_Your instructions_: Find and copy every line in the records that includes the string "Vietnam".

_Task data_:
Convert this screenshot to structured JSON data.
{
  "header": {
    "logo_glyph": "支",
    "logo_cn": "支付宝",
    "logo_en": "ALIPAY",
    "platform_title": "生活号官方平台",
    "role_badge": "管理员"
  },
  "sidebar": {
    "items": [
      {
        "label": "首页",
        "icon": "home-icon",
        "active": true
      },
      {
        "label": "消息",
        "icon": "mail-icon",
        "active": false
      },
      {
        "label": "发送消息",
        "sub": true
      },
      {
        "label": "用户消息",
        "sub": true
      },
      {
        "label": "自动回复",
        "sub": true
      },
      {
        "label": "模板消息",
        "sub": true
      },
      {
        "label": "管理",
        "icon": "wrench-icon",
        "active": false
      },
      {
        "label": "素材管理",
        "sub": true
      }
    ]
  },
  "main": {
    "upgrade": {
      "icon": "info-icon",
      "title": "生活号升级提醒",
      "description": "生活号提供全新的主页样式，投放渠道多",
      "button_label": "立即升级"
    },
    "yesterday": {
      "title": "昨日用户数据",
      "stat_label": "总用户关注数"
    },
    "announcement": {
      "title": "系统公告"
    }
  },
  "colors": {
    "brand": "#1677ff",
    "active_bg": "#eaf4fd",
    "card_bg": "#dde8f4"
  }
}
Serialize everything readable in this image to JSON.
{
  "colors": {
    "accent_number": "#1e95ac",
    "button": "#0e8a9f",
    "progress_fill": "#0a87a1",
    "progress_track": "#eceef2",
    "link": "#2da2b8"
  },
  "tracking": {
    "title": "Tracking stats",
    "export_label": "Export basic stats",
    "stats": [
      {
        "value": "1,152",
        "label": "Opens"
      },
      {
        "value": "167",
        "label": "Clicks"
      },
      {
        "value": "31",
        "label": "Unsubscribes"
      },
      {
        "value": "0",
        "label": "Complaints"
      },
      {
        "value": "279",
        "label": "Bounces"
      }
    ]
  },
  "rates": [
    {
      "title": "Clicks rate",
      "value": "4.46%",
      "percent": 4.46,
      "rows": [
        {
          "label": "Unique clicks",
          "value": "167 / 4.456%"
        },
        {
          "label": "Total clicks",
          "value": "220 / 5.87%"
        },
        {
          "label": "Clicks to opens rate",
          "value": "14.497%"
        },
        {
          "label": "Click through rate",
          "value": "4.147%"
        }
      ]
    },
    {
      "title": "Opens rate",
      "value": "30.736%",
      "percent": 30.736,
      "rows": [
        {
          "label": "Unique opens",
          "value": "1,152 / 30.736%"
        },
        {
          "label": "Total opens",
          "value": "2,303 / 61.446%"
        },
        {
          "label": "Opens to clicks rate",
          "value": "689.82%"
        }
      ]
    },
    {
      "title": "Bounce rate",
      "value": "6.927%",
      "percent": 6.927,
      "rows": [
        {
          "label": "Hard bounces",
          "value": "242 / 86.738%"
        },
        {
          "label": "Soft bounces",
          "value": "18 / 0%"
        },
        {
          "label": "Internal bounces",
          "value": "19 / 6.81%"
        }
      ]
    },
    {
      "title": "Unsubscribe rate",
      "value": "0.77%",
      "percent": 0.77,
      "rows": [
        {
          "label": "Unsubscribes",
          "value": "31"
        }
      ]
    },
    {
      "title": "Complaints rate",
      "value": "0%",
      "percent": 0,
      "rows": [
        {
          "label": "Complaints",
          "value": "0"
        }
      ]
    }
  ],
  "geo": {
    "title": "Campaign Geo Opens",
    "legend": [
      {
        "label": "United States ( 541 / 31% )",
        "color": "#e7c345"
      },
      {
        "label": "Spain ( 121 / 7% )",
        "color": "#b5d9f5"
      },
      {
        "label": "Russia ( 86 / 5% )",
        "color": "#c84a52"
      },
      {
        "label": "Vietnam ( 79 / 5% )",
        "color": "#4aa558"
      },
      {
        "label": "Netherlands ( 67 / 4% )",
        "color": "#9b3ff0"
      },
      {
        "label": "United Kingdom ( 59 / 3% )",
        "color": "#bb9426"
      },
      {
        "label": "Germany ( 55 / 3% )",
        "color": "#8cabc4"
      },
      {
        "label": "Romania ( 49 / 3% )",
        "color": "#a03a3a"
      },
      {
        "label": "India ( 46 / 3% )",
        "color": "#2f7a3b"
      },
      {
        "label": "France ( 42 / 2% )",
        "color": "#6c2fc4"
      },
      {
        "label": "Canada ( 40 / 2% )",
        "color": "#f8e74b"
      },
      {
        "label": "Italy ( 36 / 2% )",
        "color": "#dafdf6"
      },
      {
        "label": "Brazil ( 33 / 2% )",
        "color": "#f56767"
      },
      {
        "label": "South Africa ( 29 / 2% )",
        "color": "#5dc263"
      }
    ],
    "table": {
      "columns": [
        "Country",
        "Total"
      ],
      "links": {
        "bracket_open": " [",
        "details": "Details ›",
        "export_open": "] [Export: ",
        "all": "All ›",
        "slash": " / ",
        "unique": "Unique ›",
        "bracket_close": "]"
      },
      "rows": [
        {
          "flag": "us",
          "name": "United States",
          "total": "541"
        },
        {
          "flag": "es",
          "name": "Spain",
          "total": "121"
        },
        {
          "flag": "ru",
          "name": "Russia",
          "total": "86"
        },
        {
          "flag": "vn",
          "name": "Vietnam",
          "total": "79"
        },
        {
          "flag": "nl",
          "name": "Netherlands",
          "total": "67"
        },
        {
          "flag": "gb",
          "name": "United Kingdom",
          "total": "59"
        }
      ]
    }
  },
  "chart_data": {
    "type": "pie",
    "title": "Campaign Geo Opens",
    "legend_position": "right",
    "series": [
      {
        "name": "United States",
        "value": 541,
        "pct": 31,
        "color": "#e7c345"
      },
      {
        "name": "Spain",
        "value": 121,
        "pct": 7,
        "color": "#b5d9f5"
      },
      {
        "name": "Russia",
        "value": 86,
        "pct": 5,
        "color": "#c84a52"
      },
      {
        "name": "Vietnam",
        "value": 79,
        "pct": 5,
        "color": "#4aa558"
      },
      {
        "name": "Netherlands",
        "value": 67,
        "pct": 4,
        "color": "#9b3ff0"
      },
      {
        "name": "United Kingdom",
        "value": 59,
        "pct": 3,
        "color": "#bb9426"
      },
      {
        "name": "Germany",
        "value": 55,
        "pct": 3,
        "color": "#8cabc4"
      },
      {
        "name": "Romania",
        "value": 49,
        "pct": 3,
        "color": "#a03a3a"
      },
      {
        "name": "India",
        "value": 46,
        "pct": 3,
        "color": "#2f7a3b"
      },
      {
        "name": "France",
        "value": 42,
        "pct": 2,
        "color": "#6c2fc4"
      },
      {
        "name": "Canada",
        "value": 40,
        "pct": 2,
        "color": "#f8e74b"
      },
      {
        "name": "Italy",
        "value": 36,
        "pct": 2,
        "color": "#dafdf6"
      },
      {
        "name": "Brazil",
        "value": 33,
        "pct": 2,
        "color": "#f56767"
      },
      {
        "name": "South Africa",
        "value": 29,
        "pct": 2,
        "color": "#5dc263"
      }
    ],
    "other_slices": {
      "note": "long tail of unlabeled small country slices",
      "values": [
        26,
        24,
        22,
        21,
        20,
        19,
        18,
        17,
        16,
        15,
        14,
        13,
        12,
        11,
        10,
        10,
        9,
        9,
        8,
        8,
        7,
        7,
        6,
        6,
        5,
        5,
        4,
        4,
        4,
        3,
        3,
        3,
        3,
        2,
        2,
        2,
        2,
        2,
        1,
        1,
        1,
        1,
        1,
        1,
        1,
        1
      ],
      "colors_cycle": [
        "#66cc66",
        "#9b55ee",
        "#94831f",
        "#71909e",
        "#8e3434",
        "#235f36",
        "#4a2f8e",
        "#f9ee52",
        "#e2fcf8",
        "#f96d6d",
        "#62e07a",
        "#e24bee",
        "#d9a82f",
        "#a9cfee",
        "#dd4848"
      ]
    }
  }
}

_Task result_:
        "label": "Vietnam ( 79 / 5% )",
          "name": "Vietnam",
        "name": "Vietnam",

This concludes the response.